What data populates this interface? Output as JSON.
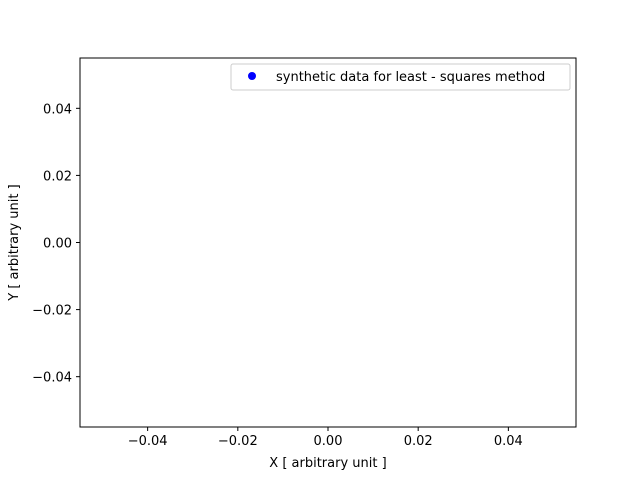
{
  "chart_data": {
    "type": "scatter",
    "title": "",
    "xlabel": "X [ arbitrary unit ]",
    "ylabel": "Y [ arbitrary unit ]",
    "xlim": [
      -0.055,
      0.055
    ],
    "ylim": [
      -0.055,
      0.055
    ],
    "xticks": [
      -0.04,
      -0.02,
      0.0,
      0.02,
      0.04
    ],
    "yticks": [
      -0.04,
      -0.02,
      0.0,
      0.02,
      0.04
    ],
    "xtick_labels": [
      "−0.04",
      "−0.02",
      "0.00",
      "0.02",
      "0.04"
    ],
    "ytick_labels": [
      "−0.04",
      "−0.02",
      "0.00",
      "0.02",
      "0.04"
    ],
    "grid": false,
    "legend_position": "top-right",
    "series": [
      {
        "name": "synthetic data for least - squares method",
        "color": "#0000ff",
        "marker": "circle",
        "x": [],
        "y": []
      }
    ]
  }
}
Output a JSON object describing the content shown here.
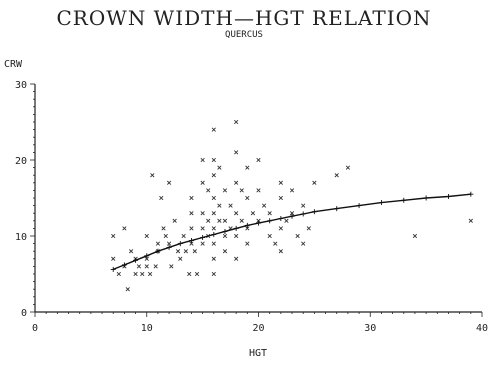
{
  "chart_data": {
    "type": "scatter",
    "title": "CROWN WIDTH—HGT RELATION",
    "subtitle": "QUERCUS",
    "xlabel": "HGT",
    "ylabel": "CRW",
    "xlim": [
      0,
      40
    ],
    "ylim": [
      0,
      30
    ],
    "xticks": [
      "0",
      "10",
      "20",
      "30",
      "40"
    ],
    "yticks": [
      "0",
      "10",
      "20",
      "30"
    ],
    "points": [
      [
        7,
        10
      ],
      [
        7,
        7
      ],
      [
        7.5,
        5
      ],
      [
        8,
        11
      ],
      [
        8,
        6
      ],
      [
        8.3,
        3
      ],
      [
        8.6,
        8
      ],
      [
        9,
        5
      ],
      [
        9,
        7
      ],
      [
        9.3,
        6
      ],
      [
        9.6,
        5
      ],
      [
        10,
        10
      ],
      [
        10,
        7
      ],
      [
        10,
        6
      ],
      [
        10.3,
        5
      ],
      [
        10.5,
        18
      ],
      [
        10.8,
        6
      ],
      [
        11,
        9
      ],
      [
        11,
        8
      ],
      [
        11.3,
        15
      ],
      [
        11.5,
        11
      ],
      [
        11.7,
        10
      ],
      [
        12,
        17
      ],
      [
        12,
        9
      ],
      [
        12.2,
        6
      ],
      [
        12.5,
        12
      ],
      [
        12.8,
        8
      ],
      [
        13,
        7
      ],
      [
        13.3,
        10
      ],
      [
        13.5,
        8
      ],
      [
        13.8,
        5
      ],
      [
        14,
        15
      ],
      [
        14,
        13
      ],
      [
        14,
        11
      ],
      [
        14,
        9
      ],
      [
        14.3,
        8
      ],
      [
        14.5,
        5
      ],
      [
        15,
        20
      ],
      [
        15,
        17
      ],
      [
        15,
        13
      ],
      [
        15,
        11
      ],
      [
        15,
        9
      ],
      [
        15.5,
        16
      ],
      [
        15.5,
        12
      ],
      [
        15.5,
        10
      ],
      [
        16,
        24
      ],
      [
        16,
        20
      ],
      [
        16,
        18
      ],
      [
        16,
        15
      ],
      [
        16,
        13
      ],
      [
        16,
        11
      ],
      [
        16,
        9
      ],
      [
        16,
        7
      ],
      [
        16,
        5
      ],
      [
        16.5,
        19
      ],
      [
        16.5,
        14
      ],
      [
        16.5,
        12
      ],
      [
        17,
        16
      ],
      [
        17,
        12
      ],
      [
        17,
        10
      ],
      [
        17,
        8
      ],
      [
        17.5,
        14
      ],
      [
        17.5,
        11
      ],
      [
        18,
        25
      ],
      [
        18,
        21
      ],
      [
        18,
        17
      ],
      [
        18,
        13
      ],
      [
        18,
        10
      ],
      [
        18,
        7
      ],
      [
        18.5,
        16
      ],
      [
        18.5,
        12
      ],
      [
        19,
        19
      ],
      [
        19,
        15
      ],
      [
        19,
        11
      ],
      [
        19,
        9
      ],
      [
        19.5,
        13
      ],
      [
        20,
        20
      ],
      [
        20,
        16
      ],
      [
        20,
        12
      ],
      [
        20.5,
        14
      ],
      [
        21,
        13
      ],
      [
        21,
        10
      ],
      [
        21.5,
        9
      ],
      [
        22,
        17
      ],
      [
        22,
        15
      ],
      [
        22,
        11
      ],
      [
        22,
        8
      ],
      [
        22.5,
        12
      ],
      [
        23,
        16
      ],
      [
        23,
        13
      ],
      [
        23.5,
        10
      ],
      [
        24,
        14
      ],
      [
        24,
        9
      ],
      [
        24.5,
        11
      ],
      [
        25,
        17
      ],
      [
        27,
        18
      ],
      [
        28,
        19
      ],
      [
        34,
        10
      ],
      [
        39,
        12
      ]
    ],
    "fit_line": [
      [
        7,
        5.6
      ],
      [
        8,
        6.2
      ],
      [
        9,
        6.8
      ],
      [
        10,
        7.4
      ],
      [
        11,
        8.0
      ],
      [
        12,
        8.5
      ],
      [
        13,
        9.0
      ],
      [
        14,
        9.4
      ],
      [
        15,
        9.8
      ],
      [
        16,
        10.2
      ],
      [
        17,
        10.6
      ],
      [
        18,
        11.0
      ],
      [
        19,
        11.4
      ],
      [
        20,
        11.7
      ],
      [
        21,
        12.0
      ],
      [
        22,
        12.3
      ],
      [
        23,
        12.6
      ],
      [
        24,
        12.9
      ],
      [
        25,
        13.2
      ],
      [
        27,
        13.6
      ],
      [
        29,
        14.0
      ],
      [
        31,
        14.4
      ],
      [
        33,
        14.7
      ],
      [
        35,
        15.0
      ],
      [
        37,
        15.2
      ],
      [
        39,
        15.5
      ]
    ],
    "point_marker": "x",
    "line_marker": "+",
    "grid": false
  }
}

══════════

=== TASK INSTRUCTIONS ===
Please write out all of the material above without changing a word, and omit any pictures.

=== OUTPUT FOR THIS TASK ===
What data populates this interface? Output as JSON.
{
  "chart_data": {
    "type": "scatter",
    "title": "",
    "xlabel": "X [ arbitrary unit ]",
    "ylabel": "Y [ arbitrary unit ]",
    "xlim": [
      -0.055,
      0.055
    ],
    "ylim": [
      -0.055,
      0.055
    ],
    "xticks": [
      -0.04,
      -0.02,
      0.0,
      0.02,
      0.04
    ],
    "yticks": [
      -0.04,
      -0.02,
      0.0,
      0.02,
      0.04
    ],
    "xtick_labels": [
      "−0.04",
      "−0.02",
      "0.00",
      "0.02",
      "0.04"
    ],
    "ytick_labels": [
      "−0.04",
      "−0.02",
      "0.00",
      "0.02",
      "0.04"
    ],
    "grid": false,
    "legend_position": "top-right",
    "series": [
      {
        "name": "synthetic data for least - squares method",
        "color": "#0000ff",
        "marker": "circle",
        "x": [],
        "y": []
      }
    ]
  }
}
Output a JSON object describing the content shown here.
{
  "chart_data": {
    "type": "scatter",
    "title": "CROWN WIDTH—HGT RELATION",
    "subtitle": "QUERCUS",
    "xlabel": "HGT",
    "ylabel": "CRW",
    "xlim": [
      0,
      40
    ],
    "ylim": [
      0,
      30
    ],
    "xticks": [
      "0",
      "10",
      "20",
      "30",
      "40"
    ],
    "yticks": [
      "0",
      "10",
      "20",
      "30"
    ],
    "points": [
      [
        7,
        10
      ],
      [
        7,
        7
      ],
      [
        7.5,
        5
      ],
      [
        8,
        11
      ],
      [
        8,
        6
      ],
      [
        8.3,
        3
      ],
      [
        8.6,
        8
      ],
      [
        9,
        5
      ],
      [
        9,
        7
      ],
      [
        9.3,
        6
      ],
      [
        9.6,
        5
      ],
      [
        10,
        10
      ],
      [
        10,
        7
      ],
      [
        10,
        6
      ],
      [
        10.3,
        5
      ],
      [
        10.5,
        18
      ],
      [
        10.8,
        6
      ],
      [
        11,
        9
      ],
      [
        11,
        8
      ],
      [
        11.3,
        15
      ],
      [
        11.5,
        11
      ],
      [
        11.7,
        10
      ],
      [
        12,
        17
      ],
      [
        12,
        9
      ],
      [
        12.2,
        6
      ],
      [
        12.5,
        12
      ],
      [
        12.8,
        8
      ],
      [
        13,
        7
      ],
      [
        13.3,
        10
      ],
      [
        13.5,
        8
      ],
      [
        13.8,
        5
      ],
      [
        14,
        15
      ],
      [
        14,
        13
      ],
      [
        14,
        11
      ],
      [
        14,
        9
      ],
      [
        14.3,
        8
      ],
      [
        14.5,
        5
      ],
      [
        15,
        20
      ],
      [
        15,
        17
      ],
      [
        15,
        13
      ],
      [
        15,
        11
      ],
      [
        15,
        9
      ],
      [
        15.5,
        16
      ],
      [
        15.5,
        12
      ],
      [
        15.5,
        10
      ],
      [
        16,
        24
      ],
      [
        16,
        20
      ],
      [
        16,
        18
      ],
      [
        16,
        15
      ],
      [
        16,
        13
      ],
      [
        16,
        11
      ],
      [
        16,
        9
      ],
      [
        16,
        7
      ],
      [
        16,
        5
      ],
      [
        16.5,
        19
      ],
      [
        16.5,
        14
      ],
      [
        16.5,
        12
      ],
      [
        17,
        16
      ],
      [
        17,
        12
      ],
      [
        17,
        10
      ],
      [
        17,
        8
      ],
      [
        17.5,
        14
      ],
      [
        17.5,
        11
      ],
      [
        18,
        25
      ],
      [
        18,
        21
      ],
      [
        18,
        17
      ],
      [
        18,
        13
      ],
      [
        18,
        10
      ],
      [
        18,
        7
      ],
      [
        18.5,
        16
      ],
      [
        18.5,
        12
      ],
      [
        19,
        19
      ],
      [
        19,
        15
      ],
      [
        19,
        11
      ],
      [
        19,
        9
      ],
      [
        19.5,
        13
      ],
      [
        20,
        20
      ],
      [
        20,
        16
      ],
      [
        20,
        12
      ],
      [
        20.5,
        14
      ],
      [
        21,
        13
      ],
      [
        21,
        10
      ],
      [
        21.5,
        9
      ],
      [
        22,
        17
      ],
      [
        22,
        15
      ],
      [
        22,
        11
      ],
      [
        22,
        8
      ],
      [
        22.5,
        12
      ],
      [
        23,
        16
      ],
      [
        23,
        13
      ],
      [
        23.5,
        10
      ],
      [
        24,
        14
      ],
      [
        24,
        9
      ],
      [
        24.5,
        11
      ],
      [
        25,
        17
      ],
      [
        27,
        18
      ],
      [
        28,
        19
      ],
      [
        34,
        10
      ],
      [
        39,
        12
      ]
    ],
    "fit_line": [
      [
        7,
        5.6
      ],
      [
        8,
        6.2
      ],
      [
        9,
        6.8
      ],
      [
        10,
        7.4
      ],
      [
        11,
        8.0
      ],
      [
        12,
        8.5
      ],
      [
        13,
        9.0
      ],
      [
        14,
        9.4
      ],
      [
        15,
        9.8
      ],
      [
        16,
        10.2
      ],
      [
        17,
        10.6
      ],
      [
        18,
        11.0
      ],
      [
        19,
        11.4
      ],
      [
        20,
        11.7
      ],
      [
        21,
        12.0
      ],
      [
        22,
        12.3
      ],
      [
        23,
        12.6
      ],
      [
        24,
        12.9
      ],
      [
        25,
        13.2
      ],
      [
        27,
        13.6
      ],
      [
        29,
        14.0
      ],
      [
        31,
        14.4
      ],
      [
        33,
        14.7
      ],
      [
        35,
        15.0
      ],
      [
        37,
        15.2
      ],
      [
        39,
        15.5
      ]
    ],
    "point_marker": "x",
    "line_marker": "+",
    "grid": false
  }
}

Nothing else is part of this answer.